EXERCISE
Without including any images, repeat the data exactly.
** BEGIN **
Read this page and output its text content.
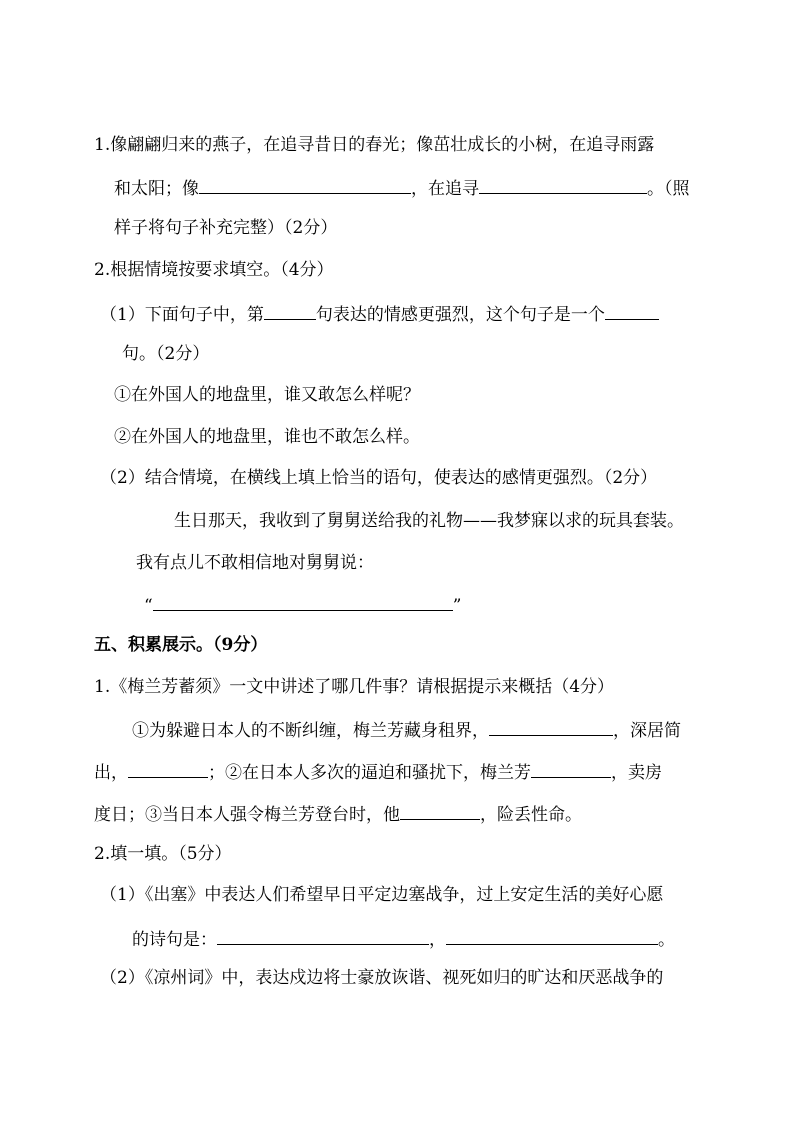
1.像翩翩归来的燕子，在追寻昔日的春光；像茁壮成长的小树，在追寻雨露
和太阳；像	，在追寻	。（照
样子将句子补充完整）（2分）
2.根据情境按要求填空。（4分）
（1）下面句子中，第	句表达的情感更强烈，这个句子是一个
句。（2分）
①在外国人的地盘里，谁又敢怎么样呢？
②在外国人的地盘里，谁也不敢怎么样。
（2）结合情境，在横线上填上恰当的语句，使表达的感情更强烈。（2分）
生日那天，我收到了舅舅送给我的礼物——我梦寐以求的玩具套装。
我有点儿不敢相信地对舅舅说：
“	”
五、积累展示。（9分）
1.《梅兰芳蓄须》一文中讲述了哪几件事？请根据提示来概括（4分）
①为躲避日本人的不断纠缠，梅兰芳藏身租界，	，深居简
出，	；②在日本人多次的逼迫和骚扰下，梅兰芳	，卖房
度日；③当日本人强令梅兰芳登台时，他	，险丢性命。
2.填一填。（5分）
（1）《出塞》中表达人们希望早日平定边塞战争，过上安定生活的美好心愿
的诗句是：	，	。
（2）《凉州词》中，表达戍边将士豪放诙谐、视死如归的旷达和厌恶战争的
** END **
RESULT OF THIS EXERCISE
Read this page and output its text content.
1.像翩翩归来的燕子，在追寻昔日的春光；像茁壮成长的小树，在追寻雨露
和太阳；像	，在追寻	。（照
样子将句子补充完整）（2分）
2.根据情境按要求填空。（4分）
（1）下面句子中，第	句表达的情感更强烈，这个句子是一个
句。（2分）
①在外国人的地盘里，谁又敢怎么样呢？
②在外国人的地盘里，谁也不敢怎么样。
（2）结合情境，在横线上填上恰当的语句，使表达的感情更强烈。（2分）
生日那天，我收到了舅舅送给我的礼物——我梦寐以求的玩具套装。
我有点儿不敢相信地对舅舅说：
“	”
五、积累展示。（9分）
1.《梅兰芳蓄须》一文中讲述了哪几件事？请根据提示来概括（4分）
①为躲避日本人的不断纠缠，梅兰芳藏身租界，	，深居简
出，	；②在日本人多次的逼迫和骚扰下，梅兰芳	，卖房
度日；③当日本人强令梅兰芳登台时，他	，险丢性命。
2.填一填。（5分）
（1）《出塞》中表达人们希望早日平定边塞战争，过上安定生活的美好心愿
的诗句是：	，	。
（2）《凉州词》中，表达戍边将士豪放诙谐、视死如归的旷达和厌恶战争的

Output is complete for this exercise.